>> BEGIN Supplied data

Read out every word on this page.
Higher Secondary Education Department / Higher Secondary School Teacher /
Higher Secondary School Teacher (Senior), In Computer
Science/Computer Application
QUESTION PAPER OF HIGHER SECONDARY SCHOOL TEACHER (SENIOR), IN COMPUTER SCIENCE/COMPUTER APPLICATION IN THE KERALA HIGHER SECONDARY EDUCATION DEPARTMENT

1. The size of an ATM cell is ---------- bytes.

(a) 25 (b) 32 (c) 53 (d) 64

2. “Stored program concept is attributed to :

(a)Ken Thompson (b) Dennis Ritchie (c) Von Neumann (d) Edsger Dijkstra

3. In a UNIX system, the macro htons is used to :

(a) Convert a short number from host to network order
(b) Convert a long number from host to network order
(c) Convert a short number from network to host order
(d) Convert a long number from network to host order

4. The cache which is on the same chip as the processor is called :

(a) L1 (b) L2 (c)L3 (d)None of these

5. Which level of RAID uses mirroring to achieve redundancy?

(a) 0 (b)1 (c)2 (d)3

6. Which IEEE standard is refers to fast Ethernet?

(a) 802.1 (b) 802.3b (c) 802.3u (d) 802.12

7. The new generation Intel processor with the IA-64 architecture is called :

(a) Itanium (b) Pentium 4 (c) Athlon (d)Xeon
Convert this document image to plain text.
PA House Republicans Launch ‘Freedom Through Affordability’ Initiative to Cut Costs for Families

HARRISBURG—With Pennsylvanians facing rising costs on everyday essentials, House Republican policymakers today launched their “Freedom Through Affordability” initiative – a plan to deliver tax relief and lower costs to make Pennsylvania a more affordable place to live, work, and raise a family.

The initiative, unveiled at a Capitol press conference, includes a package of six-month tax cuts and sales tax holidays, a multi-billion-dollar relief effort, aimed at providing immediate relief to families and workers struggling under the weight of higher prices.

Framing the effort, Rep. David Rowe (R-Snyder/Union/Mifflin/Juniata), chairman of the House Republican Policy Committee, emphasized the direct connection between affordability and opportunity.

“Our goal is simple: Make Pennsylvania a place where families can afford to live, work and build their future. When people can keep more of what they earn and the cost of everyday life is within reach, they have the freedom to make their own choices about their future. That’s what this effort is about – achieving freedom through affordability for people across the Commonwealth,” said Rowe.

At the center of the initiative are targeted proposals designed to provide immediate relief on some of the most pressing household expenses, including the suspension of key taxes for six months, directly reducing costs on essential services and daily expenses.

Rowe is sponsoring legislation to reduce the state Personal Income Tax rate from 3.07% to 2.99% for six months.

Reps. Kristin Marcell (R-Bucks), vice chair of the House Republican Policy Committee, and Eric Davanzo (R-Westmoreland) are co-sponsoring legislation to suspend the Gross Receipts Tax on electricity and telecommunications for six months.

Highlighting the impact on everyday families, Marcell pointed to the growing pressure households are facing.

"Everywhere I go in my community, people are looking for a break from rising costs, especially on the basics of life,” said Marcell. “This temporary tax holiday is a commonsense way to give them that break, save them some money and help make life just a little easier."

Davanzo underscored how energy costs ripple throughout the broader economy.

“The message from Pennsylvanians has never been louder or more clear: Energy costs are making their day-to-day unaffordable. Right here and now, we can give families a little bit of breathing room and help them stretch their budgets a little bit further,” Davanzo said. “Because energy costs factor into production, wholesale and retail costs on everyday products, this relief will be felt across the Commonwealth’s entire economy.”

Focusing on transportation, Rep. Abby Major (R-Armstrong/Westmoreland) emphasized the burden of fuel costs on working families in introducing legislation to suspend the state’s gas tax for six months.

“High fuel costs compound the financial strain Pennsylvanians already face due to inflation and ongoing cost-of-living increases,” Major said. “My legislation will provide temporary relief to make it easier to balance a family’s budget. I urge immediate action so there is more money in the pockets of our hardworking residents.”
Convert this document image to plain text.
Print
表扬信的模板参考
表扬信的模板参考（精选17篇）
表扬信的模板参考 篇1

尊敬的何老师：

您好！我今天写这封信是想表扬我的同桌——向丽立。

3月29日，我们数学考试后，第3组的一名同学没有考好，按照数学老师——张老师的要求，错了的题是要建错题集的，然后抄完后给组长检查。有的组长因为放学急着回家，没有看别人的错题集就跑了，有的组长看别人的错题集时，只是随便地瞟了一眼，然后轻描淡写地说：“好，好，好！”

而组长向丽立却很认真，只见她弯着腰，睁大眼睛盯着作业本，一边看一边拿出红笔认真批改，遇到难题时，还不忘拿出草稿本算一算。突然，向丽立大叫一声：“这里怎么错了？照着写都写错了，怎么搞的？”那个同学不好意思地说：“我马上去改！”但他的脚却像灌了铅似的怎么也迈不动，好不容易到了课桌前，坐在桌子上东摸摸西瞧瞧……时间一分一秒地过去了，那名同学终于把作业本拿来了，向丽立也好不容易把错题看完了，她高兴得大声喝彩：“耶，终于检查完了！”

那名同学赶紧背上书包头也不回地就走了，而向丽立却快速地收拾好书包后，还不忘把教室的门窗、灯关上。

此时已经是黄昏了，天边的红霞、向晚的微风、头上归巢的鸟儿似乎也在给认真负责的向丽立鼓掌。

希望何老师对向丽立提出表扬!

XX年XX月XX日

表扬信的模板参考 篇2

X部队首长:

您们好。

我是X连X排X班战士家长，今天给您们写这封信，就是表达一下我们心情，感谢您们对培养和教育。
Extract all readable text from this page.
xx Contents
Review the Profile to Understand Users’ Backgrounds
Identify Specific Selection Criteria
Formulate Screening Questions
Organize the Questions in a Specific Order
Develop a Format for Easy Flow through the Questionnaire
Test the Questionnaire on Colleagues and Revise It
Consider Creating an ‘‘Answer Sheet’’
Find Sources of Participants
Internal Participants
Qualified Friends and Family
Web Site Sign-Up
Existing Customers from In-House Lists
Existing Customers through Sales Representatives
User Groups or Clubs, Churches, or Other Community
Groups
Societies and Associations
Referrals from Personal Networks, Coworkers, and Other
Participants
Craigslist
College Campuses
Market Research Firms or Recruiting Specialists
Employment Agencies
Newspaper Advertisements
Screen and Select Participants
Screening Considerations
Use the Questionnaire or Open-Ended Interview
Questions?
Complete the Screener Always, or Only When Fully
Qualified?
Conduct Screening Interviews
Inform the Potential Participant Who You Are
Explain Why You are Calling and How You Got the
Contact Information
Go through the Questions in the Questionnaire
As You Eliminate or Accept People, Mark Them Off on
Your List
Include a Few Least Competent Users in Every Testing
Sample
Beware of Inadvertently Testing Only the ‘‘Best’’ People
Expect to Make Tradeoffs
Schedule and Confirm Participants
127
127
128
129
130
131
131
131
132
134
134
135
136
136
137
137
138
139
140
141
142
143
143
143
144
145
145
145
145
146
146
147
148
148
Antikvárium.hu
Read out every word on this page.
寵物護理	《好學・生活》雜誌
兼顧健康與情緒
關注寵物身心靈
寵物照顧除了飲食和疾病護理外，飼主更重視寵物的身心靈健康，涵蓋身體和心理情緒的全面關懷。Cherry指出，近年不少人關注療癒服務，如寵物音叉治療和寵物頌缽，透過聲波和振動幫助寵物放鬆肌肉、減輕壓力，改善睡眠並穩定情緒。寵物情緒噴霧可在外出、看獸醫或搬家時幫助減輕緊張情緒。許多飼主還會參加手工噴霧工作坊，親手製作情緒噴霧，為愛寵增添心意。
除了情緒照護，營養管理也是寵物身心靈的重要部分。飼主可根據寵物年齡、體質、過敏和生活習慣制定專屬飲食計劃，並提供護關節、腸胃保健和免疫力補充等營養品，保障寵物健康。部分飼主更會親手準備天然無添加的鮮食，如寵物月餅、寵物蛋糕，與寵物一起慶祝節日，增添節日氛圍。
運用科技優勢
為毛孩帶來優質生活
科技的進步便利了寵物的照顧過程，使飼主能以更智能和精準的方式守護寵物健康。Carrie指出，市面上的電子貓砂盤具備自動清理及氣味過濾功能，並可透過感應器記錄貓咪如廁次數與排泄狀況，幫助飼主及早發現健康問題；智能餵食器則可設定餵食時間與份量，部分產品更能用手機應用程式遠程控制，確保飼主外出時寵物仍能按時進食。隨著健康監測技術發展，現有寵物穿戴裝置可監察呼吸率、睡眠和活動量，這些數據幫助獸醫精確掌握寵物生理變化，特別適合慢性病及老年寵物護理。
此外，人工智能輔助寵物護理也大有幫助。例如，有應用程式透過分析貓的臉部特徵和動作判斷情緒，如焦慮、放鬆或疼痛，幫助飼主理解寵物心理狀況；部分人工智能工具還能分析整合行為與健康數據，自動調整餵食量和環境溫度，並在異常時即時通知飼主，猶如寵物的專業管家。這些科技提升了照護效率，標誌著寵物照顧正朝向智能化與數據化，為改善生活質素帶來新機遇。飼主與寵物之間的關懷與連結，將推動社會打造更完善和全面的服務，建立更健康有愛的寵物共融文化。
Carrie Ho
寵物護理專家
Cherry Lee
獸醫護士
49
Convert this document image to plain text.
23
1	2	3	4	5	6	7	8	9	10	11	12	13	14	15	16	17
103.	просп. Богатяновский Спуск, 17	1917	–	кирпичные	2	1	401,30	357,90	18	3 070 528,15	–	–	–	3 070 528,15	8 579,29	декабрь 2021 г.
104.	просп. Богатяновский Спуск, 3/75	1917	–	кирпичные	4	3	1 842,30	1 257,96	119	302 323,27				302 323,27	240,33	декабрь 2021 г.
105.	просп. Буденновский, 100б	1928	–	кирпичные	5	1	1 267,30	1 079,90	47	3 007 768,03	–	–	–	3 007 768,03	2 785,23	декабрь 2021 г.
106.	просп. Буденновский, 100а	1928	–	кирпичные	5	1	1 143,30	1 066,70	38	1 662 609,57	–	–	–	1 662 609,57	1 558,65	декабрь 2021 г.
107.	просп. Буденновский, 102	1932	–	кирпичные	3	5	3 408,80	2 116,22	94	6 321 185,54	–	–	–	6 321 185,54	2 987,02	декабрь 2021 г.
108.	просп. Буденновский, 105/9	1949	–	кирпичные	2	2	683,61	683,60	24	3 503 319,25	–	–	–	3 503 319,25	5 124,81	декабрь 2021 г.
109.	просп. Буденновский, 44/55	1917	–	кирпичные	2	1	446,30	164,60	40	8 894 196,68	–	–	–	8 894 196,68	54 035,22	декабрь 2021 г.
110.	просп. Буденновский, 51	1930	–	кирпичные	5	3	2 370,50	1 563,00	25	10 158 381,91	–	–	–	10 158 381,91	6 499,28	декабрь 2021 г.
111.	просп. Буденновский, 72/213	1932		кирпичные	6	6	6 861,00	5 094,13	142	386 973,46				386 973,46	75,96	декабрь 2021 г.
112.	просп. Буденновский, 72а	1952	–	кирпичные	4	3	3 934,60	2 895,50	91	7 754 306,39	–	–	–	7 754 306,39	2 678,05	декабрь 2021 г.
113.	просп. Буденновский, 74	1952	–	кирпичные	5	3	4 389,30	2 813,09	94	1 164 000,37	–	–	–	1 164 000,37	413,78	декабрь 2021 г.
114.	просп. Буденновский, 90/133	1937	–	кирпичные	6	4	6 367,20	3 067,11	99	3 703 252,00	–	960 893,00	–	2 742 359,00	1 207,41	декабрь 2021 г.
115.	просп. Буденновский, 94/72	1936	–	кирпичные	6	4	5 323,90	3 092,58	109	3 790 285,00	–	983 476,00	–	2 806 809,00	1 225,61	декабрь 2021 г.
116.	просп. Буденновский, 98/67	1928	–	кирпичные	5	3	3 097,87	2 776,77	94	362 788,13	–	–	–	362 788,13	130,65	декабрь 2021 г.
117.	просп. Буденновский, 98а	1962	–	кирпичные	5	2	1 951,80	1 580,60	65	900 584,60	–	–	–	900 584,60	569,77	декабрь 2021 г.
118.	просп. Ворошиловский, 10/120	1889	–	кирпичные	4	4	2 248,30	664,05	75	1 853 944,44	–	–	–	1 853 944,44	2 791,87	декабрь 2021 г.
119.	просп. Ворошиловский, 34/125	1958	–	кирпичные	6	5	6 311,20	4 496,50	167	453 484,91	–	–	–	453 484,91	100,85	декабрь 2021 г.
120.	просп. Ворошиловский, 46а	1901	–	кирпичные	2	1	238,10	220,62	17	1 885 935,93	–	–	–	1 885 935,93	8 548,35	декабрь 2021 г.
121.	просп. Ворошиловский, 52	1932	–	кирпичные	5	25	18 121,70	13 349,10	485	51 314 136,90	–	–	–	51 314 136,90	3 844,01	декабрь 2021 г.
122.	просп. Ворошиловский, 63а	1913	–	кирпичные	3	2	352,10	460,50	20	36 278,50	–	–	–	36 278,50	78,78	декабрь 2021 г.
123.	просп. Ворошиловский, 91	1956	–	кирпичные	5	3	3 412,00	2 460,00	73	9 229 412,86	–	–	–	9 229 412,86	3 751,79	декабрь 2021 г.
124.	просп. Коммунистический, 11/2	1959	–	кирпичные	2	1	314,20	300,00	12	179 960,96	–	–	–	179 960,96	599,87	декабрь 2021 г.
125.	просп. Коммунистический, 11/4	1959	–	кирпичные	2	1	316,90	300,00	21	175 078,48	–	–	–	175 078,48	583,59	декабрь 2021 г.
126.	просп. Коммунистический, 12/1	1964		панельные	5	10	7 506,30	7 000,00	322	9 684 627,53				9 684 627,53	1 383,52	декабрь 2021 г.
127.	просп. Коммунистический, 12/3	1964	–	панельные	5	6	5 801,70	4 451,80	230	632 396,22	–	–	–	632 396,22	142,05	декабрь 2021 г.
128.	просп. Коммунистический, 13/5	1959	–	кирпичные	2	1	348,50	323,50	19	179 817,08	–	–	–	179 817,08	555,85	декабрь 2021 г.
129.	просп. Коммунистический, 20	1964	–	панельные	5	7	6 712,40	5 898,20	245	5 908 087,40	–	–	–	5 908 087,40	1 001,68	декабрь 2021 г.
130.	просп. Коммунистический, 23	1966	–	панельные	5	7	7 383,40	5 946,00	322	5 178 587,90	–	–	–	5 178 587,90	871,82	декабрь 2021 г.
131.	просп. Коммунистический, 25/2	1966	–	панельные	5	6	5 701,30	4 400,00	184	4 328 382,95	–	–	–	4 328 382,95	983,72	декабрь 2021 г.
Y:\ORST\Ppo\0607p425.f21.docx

>> END Supplied data

*What this task involves*
Take each line of the material that contains the word "Спуск" and list it.

*Task solution*
103.	просп. Богатяновский Спуск, 17	1917	–	кирпичные	2	1	401,30	357,90	18	3 070 528,15	–	–	–	3 070 528,15	8 579,29	декабрь 2021 г.
104.	просп. Богатяновский Спуск, 3/75	1917	–	кирпичные	4	3	1 842,30	1 257,96	119	302 323,27				302 323,27	240,33	декабрь 2021 г.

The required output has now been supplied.